What you will do:
Each line that holds the word "Collection" is to be identified and copied.

Data extract:
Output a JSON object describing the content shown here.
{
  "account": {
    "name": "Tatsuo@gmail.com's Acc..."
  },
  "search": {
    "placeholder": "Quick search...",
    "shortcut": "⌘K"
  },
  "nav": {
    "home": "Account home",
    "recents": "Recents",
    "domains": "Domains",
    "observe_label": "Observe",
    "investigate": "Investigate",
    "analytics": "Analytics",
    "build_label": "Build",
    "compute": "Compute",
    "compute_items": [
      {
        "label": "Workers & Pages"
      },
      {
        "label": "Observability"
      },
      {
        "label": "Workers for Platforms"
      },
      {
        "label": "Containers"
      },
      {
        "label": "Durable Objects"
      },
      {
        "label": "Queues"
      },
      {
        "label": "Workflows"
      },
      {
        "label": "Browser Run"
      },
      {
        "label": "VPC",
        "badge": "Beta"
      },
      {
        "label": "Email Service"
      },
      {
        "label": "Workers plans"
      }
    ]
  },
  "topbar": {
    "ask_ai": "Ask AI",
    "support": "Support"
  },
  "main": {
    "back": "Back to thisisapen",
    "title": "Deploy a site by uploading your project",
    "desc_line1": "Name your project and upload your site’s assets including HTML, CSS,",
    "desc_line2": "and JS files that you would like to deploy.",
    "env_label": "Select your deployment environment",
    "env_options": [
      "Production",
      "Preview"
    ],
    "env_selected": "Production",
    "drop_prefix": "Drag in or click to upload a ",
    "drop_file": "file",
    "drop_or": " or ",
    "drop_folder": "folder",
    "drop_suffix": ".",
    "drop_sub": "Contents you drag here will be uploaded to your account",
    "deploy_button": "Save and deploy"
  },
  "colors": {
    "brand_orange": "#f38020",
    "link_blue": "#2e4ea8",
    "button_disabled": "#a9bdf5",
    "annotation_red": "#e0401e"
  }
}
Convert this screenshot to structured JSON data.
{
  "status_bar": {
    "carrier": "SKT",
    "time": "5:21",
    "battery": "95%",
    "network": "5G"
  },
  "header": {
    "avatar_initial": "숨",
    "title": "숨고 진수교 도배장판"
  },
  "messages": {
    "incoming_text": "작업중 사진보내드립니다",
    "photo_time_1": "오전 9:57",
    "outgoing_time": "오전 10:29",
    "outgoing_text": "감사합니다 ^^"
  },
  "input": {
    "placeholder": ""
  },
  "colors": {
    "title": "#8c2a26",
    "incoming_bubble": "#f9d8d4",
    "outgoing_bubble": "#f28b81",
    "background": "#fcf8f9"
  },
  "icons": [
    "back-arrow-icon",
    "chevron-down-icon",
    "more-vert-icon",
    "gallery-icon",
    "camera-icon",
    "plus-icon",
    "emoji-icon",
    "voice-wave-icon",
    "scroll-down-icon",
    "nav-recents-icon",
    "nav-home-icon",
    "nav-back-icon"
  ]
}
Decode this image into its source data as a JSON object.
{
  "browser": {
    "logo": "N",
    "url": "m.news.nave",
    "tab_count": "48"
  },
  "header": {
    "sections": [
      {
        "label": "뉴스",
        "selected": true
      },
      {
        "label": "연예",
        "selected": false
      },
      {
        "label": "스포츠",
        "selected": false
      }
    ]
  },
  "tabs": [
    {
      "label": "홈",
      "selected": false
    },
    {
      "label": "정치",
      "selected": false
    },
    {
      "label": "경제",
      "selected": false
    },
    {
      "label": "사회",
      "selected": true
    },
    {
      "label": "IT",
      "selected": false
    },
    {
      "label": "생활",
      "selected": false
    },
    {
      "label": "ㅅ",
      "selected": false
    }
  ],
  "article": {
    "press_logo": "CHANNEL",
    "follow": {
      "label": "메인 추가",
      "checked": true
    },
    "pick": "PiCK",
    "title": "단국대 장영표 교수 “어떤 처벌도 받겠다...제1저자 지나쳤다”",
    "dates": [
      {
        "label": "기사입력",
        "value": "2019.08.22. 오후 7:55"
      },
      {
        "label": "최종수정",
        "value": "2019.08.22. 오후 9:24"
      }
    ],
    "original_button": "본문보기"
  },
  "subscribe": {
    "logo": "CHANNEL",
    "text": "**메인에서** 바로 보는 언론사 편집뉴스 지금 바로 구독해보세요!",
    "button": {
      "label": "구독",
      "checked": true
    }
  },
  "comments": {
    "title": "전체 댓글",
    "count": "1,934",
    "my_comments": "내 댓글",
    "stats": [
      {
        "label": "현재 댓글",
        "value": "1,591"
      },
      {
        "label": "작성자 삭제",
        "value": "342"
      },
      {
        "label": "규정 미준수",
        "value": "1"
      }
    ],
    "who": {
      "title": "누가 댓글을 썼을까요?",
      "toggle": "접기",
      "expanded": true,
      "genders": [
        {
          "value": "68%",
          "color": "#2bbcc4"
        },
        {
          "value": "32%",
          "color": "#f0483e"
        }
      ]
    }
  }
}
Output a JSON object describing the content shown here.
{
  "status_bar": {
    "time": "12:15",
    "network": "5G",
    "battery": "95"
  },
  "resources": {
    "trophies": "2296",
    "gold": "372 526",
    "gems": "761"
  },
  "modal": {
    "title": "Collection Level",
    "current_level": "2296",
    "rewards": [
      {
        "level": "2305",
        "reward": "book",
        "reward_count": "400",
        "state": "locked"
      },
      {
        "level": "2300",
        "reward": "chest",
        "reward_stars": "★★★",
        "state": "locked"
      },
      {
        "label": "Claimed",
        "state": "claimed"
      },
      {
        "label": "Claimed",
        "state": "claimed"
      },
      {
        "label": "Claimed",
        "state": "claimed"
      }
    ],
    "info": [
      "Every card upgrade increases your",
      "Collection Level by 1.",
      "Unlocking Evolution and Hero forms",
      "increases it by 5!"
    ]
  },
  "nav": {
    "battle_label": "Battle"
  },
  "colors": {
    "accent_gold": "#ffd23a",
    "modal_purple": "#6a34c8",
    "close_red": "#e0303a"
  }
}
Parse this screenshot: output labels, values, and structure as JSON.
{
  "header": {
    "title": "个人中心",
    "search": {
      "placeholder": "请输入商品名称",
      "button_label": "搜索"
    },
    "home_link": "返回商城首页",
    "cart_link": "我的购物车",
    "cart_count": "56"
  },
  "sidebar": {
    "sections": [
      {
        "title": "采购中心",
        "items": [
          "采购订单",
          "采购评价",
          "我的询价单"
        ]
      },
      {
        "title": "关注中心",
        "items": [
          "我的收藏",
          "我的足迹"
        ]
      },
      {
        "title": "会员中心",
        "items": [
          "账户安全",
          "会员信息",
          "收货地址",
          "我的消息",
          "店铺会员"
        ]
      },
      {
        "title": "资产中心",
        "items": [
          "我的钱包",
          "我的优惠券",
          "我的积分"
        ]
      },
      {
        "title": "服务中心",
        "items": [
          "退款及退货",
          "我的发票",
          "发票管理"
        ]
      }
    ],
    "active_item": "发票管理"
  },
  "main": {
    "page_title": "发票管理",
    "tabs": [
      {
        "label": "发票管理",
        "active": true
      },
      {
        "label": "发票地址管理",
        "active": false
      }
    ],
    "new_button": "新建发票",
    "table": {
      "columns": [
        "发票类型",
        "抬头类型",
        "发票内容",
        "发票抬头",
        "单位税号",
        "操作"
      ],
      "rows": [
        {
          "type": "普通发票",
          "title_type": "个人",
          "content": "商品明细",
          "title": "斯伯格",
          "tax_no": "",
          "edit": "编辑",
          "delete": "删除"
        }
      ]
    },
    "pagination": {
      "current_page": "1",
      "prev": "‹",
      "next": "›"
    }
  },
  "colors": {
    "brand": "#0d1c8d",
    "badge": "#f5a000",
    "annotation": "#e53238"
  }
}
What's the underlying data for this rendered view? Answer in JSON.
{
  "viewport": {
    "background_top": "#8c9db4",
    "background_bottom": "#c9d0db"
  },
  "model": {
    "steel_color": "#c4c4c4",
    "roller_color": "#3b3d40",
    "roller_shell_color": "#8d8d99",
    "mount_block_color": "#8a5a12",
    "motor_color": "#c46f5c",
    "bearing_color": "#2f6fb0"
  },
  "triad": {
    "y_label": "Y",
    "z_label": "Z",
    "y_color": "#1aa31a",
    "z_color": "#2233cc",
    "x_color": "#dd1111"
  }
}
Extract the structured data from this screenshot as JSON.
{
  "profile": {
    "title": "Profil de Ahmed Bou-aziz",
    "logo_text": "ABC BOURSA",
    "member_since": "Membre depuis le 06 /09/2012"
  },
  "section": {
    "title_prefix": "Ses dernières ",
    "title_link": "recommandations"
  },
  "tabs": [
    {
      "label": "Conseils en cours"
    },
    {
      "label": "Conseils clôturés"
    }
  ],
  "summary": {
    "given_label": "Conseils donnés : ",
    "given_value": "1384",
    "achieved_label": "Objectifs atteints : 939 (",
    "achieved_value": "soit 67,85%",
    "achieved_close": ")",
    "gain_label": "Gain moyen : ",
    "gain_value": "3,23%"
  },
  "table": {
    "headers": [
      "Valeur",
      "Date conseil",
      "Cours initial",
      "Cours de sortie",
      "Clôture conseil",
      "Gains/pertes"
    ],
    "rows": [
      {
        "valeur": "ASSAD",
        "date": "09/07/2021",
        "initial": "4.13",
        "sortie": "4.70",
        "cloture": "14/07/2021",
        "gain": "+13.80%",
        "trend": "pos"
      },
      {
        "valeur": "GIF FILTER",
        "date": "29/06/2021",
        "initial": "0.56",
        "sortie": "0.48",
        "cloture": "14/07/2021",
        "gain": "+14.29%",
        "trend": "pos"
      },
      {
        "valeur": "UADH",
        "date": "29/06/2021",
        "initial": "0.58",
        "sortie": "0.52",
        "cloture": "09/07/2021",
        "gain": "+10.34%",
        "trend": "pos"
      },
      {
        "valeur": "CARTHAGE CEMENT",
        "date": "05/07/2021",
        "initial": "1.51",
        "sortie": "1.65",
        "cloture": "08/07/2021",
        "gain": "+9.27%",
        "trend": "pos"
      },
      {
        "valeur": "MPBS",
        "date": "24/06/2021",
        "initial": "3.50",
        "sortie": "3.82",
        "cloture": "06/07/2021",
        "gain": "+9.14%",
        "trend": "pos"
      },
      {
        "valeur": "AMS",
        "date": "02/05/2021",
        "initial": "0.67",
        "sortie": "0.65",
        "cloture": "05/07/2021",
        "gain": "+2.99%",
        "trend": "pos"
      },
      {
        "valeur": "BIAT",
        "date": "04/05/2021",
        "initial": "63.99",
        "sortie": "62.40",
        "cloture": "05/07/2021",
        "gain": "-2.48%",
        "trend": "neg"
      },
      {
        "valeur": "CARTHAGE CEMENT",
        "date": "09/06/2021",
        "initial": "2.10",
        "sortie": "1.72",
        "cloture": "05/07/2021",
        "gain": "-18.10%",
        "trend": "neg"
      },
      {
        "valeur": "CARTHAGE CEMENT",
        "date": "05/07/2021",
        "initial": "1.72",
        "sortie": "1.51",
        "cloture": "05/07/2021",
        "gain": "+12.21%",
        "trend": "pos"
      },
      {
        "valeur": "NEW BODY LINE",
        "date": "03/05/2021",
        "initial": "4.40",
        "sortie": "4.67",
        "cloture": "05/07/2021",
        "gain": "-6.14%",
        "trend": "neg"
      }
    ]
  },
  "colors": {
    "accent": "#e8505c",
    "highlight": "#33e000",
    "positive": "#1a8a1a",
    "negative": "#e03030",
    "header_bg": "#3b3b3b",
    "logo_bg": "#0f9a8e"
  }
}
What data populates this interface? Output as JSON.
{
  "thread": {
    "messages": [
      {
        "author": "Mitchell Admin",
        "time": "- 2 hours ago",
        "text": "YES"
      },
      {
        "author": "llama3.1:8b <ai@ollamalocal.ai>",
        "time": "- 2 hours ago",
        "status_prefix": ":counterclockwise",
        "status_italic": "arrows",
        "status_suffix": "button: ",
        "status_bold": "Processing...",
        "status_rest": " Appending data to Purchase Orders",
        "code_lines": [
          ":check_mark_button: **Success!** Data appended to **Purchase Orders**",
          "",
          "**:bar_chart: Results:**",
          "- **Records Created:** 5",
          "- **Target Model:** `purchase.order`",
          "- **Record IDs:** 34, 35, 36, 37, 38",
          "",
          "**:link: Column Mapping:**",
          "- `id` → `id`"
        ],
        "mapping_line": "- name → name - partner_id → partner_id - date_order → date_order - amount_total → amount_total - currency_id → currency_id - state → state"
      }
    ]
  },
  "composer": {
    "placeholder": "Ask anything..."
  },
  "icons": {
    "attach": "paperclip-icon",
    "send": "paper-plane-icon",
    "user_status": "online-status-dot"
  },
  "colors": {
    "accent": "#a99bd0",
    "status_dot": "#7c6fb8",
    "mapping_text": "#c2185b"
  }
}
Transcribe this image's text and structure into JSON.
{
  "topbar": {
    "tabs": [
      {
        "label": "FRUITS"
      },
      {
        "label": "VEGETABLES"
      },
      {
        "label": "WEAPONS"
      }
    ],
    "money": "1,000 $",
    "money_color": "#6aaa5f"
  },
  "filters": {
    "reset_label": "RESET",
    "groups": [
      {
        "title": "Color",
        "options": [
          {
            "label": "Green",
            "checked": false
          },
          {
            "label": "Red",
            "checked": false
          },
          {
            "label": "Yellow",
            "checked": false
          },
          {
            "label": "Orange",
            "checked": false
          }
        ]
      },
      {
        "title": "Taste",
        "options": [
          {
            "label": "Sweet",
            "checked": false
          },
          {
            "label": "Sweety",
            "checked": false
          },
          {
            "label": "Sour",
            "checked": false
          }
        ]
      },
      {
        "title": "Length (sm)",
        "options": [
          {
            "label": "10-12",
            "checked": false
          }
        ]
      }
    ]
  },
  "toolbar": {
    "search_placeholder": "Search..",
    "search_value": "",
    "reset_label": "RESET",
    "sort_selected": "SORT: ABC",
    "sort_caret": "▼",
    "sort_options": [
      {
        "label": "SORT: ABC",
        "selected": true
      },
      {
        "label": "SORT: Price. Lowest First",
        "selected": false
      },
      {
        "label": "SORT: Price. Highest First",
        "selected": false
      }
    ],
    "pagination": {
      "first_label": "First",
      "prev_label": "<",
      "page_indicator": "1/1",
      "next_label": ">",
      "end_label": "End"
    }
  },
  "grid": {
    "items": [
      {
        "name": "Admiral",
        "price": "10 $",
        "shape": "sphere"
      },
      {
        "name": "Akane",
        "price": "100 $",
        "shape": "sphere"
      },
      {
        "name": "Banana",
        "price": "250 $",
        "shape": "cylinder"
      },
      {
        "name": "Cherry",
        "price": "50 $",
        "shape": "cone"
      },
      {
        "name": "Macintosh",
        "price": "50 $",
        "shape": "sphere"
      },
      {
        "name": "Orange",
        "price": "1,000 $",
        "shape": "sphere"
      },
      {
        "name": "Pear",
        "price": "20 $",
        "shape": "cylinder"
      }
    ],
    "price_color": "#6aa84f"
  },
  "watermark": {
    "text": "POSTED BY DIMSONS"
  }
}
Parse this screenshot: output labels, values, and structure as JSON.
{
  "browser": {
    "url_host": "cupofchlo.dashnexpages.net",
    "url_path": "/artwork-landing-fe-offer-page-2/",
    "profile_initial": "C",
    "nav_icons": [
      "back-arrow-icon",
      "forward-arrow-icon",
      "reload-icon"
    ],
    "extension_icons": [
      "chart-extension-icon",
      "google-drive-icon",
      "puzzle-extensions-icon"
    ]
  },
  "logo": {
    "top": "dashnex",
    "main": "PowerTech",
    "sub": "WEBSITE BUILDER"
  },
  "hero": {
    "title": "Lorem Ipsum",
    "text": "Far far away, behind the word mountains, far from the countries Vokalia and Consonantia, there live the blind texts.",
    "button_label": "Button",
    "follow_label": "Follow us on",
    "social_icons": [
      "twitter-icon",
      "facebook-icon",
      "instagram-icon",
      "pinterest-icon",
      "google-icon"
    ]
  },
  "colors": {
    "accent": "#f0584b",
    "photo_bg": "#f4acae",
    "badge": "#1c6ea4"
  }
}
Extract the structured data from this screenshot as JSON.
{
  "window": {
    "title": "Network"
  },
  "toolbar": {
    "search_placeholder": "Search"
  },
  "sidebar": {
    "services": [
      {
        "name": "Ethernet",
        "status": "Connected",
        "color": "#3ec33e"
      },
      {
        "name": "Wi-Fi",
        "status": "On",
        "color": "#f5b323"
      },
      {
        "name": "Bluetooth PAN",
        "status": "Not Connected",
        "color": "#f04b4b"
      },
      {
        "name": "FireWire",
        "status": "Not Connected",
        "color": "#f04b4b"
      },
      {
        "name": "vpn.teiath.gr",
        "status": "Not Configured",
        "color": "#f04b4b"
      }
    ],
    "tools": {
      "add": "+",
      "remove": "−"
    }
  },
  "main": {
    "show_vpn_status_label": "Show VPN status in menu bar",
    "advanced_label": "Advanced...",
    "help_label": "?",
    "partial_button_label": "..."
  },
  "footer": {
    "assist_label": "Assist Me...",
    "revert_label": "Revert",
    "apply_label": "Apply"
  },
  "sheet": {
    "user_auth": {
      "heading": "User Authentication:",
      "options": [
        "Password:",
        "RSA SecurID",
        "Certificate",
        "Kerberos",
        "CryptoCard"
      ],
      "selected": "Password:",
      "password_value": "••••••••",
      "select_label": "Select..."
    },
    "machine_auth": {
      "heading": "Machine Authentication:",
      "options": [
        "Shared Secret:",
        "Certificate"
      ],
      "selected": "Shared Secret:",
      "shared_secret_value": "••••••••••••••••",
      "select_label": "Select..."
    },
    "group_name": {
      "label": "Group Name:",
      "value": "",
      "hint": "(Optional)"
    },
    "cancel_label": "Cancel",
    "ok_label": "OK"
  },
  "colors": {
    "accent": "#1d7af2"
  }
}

Solved problem:
    "title": "Collection Level",
      "Collection Level by 1.",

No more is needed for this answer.